[Items from a figure collection]

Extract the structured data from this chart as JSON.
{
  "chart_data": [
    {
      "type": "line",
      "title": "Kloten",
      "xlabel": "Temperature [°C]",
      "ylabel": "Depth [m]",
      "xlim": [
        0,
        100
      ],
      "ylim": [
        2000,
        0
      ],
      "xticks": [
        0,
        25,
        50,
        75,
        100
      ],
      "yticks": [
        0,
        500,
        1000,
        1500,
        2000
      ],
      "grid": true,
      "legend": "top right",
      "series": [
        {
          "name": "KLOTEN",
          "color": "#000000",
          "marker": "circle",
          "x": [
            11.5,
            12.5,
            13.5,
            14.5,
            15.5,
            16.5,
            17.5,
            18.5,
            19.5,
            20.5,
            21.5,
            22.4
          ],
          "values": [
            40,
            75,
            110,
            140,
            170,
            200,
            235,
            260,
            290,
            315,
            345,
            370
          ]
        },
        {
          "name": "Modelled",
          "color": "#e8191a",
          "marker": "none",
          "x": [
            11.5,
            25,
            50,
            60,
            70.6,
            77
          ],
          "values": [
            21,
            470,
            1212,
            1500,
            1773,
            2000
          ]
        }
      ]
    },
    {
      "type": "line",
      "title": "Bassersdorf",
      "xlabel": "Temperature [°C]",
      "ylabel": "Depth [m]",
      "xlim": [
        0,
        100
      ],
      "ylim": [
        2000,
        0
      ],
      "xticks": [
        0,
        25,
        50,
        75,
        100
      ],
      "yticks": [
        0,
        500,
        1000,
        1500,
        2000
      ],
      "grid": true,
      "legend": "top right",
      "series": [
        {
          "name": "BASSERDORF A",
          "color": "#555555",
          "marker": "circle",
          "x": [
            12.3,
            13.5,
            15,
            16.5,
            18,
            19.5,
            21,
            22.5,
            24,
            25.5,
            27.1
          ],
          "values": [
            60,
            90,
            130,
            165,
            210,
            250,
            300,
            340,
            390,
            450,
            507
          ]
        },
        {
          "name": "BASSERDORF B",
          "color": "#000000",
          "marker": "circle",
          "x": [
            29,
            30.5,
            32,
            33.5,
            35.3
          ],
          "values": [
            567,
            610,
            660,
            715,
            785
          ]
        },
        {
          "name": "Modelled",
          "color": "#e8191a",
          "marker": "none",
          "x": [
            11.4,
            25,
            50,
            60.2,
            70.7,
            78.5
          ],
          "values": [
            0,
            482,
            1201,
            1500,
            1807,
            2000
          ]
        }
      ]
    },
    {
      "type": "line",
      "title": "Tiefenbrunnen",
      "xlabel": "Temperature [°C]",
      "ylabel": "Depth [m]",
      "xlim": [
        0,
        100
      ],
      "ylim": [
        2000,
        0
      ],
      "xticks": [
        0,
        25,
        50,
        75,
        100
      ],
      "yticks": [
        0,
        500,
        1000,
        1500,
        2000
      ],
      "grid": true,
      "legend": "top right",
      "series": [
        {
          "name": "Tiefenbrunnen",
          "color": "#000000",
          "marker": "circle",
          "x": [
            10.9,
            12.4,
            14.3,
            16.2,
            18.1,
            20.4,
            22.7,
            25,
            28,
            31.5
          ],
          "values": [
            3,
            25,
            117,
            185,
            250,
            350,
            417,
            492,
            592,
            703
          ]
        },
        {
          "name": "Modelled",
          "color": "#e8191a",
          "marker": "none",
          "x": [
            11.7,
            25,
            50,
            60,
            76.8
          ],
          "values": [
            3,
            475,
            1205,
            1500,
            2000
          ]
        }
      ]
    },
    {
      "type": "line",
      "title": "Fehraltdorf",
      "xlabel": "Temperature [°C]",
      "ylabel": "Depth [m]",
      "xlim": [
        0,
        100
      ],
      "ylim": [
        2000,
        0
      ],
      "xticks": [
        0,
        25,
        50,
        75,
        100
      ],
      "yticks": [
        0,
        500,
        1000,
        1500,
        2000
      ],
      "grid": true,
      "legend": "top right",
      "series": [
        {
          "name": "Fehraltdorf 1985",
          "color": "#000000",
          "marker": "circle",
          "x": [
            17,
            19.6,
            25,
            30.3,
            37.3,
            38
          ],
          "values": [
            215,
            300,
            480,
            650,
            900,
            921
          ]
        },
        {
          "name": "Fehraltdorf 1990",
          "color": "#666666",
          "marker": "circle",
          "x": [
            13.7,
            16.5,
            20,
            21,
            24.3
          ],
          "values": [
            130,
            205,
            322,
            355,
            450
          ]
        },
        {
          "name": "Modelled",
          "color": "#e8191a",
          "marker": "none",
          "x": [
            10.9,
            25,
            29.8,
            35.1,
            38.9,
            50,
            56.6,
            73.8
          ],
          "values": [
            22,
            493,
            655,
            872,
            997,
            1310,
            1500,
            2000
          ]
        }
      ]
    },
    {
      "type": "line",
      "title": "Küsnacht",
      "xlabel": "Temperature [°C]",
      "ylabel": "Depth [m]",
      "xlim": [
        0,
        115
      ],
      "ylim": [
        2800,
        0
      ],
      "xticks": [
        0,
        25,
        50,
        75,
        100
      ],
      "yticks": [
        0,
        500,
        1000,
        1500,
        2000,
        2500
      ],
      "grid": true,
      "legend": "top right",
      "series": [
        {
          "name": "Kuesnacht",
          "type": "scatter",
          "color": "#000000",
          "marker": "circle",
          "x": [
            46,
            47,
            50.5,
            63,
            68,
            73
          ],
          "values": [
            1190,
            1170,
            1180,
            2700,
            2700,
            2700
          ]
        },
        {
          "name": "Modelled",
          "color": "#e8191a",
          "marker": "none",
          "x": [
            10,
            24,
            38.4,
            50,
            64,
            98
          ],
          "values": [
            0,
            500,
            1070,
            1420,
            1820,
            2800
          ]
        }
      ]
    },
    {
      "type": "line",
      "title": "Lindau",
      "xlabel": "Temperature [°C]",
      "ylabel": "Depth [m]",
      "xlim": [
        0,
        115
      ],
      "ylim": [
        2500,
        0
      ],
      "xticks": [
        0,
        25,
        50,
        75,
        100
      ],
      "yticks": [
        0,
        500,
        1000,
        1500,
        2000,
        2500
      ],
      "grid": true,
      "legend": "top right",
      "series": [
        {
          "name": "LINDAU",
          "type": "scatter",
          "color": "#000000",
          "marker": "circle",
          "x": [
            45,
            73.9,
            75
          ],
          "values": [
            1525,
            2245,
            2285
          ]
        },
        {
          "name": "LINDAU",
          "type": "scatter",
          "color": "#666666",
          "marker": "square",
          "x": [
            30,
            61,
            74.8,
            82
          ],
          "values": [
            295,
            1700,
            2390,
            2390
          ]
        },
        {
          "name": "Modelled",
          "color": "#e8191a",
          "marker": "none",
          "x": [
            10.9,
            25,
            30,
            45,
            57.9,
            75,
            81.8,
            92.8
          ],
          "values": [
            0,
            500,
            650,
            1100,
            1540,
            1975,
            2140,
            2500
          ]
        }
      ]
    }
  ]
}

INSTRUCTIONS FOR THE TASK:
Your task is to reproduce all of the records exactly.

TASK ANSWER:
Extract the structured data from this chart as JSON.
{
  "chart_data": [
    {
      "type": "line",
      "title": "Kloten",
      "xlabel": "Temperature [°C]",
      "ylabel": "Depth [m]",
      "xlim": [
        0,
        100
      ],
      "ylim": [
        2000,
        0
      ],
      "xticks": [
        0,
        25,
        50,
        75,
        100
      ],
      "yticks": [
        0,
        500,
        1000,
        1500,
        2000
      ],
      "grid": true,
      "legend": "top right",
      "series": [
        {
          "name": "KLOTEN",
          "color": "#000000",
          "marker": "circle",
          "x": [
            11.5,
            12.5,
            13.5,
            14.5,
            15.5,
            16.5,
            17.5,
            18.5,
            19.5,
            20.5,
            21.5,
            22.4
          ],
          "values": [
            40,
            75,
            110,
            140,
            170,
            200,
            235,
            260,
            290,
            315,
            345,
            370
          ]
        },
        {
          "name": "Modelled",
          "color": "#e8191a",
          "marker": "none",
          "x": [
            11.5,
            25,
            50,
            60,
            70.6,
            77
          ],
          "values": [
            21,
            470,
            1212,
            1500,
            1773,
            2000
          ]
        }
      ]
    },
    {
      "type": "line",
      "title": "Bassersdorf",
      "xlabel": "Temperature [°C]",
      "ylabel": "Depth [m]",
      "xlim": [
        0,
        100
      ],
      "ylim": [
        2000,
        0
      ],
      "xticks": [
        0,
        25,
        50,
        75,
        100
      ],
      "yticks": [
        0,
        500,
        1000,
        1500,
        2000
      ],
      "grid": true,
      "legend": "top right",
      "series": [
        {
          "name": "BASSERDORF A",
          "color": "#555555",
          "marker": "circle",
          "x": [
            12.3,
            13.5,
            15,
            16.5,
            18,
            19.5,
            21,
            22.5,
            24,
            25.5,
            27.1
          ],
          "values": [
            60,
            90,
            130,
            165,
            210,
            250,
            300,
            340,
            390,
            450,
            507
          ]
        },
        {
          "name": "BASSERDORF B",
          "color": "#000000",
          "marker": "circle",
          "x": [
            29,
            30.5,
            32,
            33.5,
            35.3
          ],
          "values": [
            567,
            610,
            660,
            715,
            785
          ]
        },
        {
          "name": "Modelled",
          "color": "#e8191a",
          "marker": "none",
          "x": [
            11.4,
            25,
            50,
            60.2,
            70.7,
            78.5
          ],
          "values": [
            0,
            482,
            1201,
            1500,
            1807,
            2000
          ]
        }
      ]
    },
    {
      "type": "line",
      "title": "Tiefenbrunnen",
      "xlabel": "Temperature [°C]",
      "ylabel": "Depth [m]",
      "xlim": [
        0,
        100
      ],
      "ylim": [
        2000,
        0
      ],
      "xticks": [
        0,
        25,
        50,
        75,
        100
      ],
      "yticks": [
        0,
        500,
        1000,
        1500,
        2000
      ],
      "grid": true,
      "legend": "top right",
      "series": [
        {
          "name": "Tiefenbrunnen",
          "color": "#000000",
          "marker": "circle",
          "x": [
            10.9,
            12.4,
            14.3,
            16.2,
            18.1,
            20.4,
            22.7,
            25,
            28,
            31.5
          ],
          "values": [
            3,
            25,
            117,
            185,
            250,
            350,
            417,
            492,
            592,
            703
          ]
        },
        {
          "name": "Modelled",
          "color": "#e8191a",
          "marker": "none",
          "x": [
            11.7,
            25,
            50,
            60,
            76.8
          ],
          "values": [
            3,
            475,
            1205,
            1500,
            2000
          ]
        }
      ]
    },
    {
      "type": "line",
      "title": "Fehraltdorf",
      "xlabel": "Temperature [°C]",
      "ylabel": "Depth [m]",
      "xlim": [
        0,
        100
      ],
      "ylim": [
        2000,
        0
      ],
      "xticks": [
        0,
        25,
        50,
        75,
        100
      ],
      "yticks": [
        0,
        500,
        1000,
        1500,
        2000
      ],
      "grid": true,
      "legend": "top right",
      "series": [
        {
          "name": "Fehraltdorf 1985",
          "color": "#000000",
          "marker": "circle",
          "x": [
            17,
            19.6,
            25,
            30.3,
            37.3,
            38
          ],
          "values": [
            215,
            300,
            480,
            650,
            900,
            921
          ]
        },
        {
          "name": "Fehraltdorf 1990",
          "color": "#666666",
          "marker": "circle",
          "x": [
            13.7,
            16.5,
            20,
            21,
            24.3
          ],
          "values": [
            130,
            205,
            322,
            355,
            450
          ]
        },
        {
          "name": "Modelled",
          "color": "#e8191a",
          "marker": "none",
          "x": [
            10.9,
            25,
            29.8,
            35.1,
            38.9,
            50,
            56.6,
            73.8
          ],
          "values": [
            22,
            493,
            655,
            872,
            997,
            1310,
            1500,
            2000
          ]
        }
      ]
    },
    {
      "type": "line",
      "title": "Küsnacht",
      "xlabel": "Temperature [°C]",
      "ylabel": "Depth [m]",
      "xlim": [
        0,
        115
      ],
      "ylim": [
        2800,
        0
      ],
      "xticks": [
        0,
        25,
        50,
        75,
        100
      ],
      "yticks": [
        0,
        500,
        1000,
        1500,
        2000,
        2500
      ],
      "grid": true,
      "legend": "top right",
      "series": [
        {
          "name": "Kuesnacht",
          "type": "scatter",
          "color": "#000000",
          "marker": "circle",
          "x": [
            46,
            47,
            50.5,
            63,
            68,
            73
          ],
          "values": [
            1190,
            1170,
            1180,
            2700,
            2700,
            2700
          ]
        },
        {
          "name": "Modelled",
          "color": "#e8191a",
          "marker": "none",
          "x": [
            10,
            24,
            38.4,
            50,
            64,
            98
          ],
          "values": [
            0,
            500,
            1070,
            1420,
            1820,
            2800
          ]
        }
      ]
    },
    {
      "type": "line",
      "title": "Lindau",
      "xlabel": "Temperature [°C]",
      "ylabel": "Depth [m]",
      "xlim": [
        0,
        115
      ],
      "ylim": [
        2500,
        0
      ],
      "xticks": [
        0,
        25,
        50,
        75,
        100
      ],
      "yticks": [
        0,
        500,
        1000,
        1500,
        2000,
        2500
      ],
      "grid": true,
      "legend": "top right",
      "series": [
        {
          "name": "LINDAU",
          "type": "scatter",
          "color": "#000000",
          "marker": "circle",
          "x": [
            45,
            73.9,
            75
          ],
          "values": [
            1525,
            2245,
            2285
          ]
        },
        {
          "name": "LINDAU",
          "type": "scatter",
          "color": "#666666",
          "marker": "square",
          "x": [
            30,
            61,
            74.8,
            82
          ],
          "values": [
            295,
            1700,
            2390,
            2390
          ]
        },
        {
          "name": "Modelled",
          "color": "#e8191a",
          "marker": "none",
          "x": [
            10.9,
            25,
            30,
            45,
            57.9,
            75,
            81.8,
            92.8
          ],
          "values": [
            0,
            500,
            650,
            1100,
            1540,
            1975,
            2140,
            2500
          ]
        }
      ]
    }
  ]
}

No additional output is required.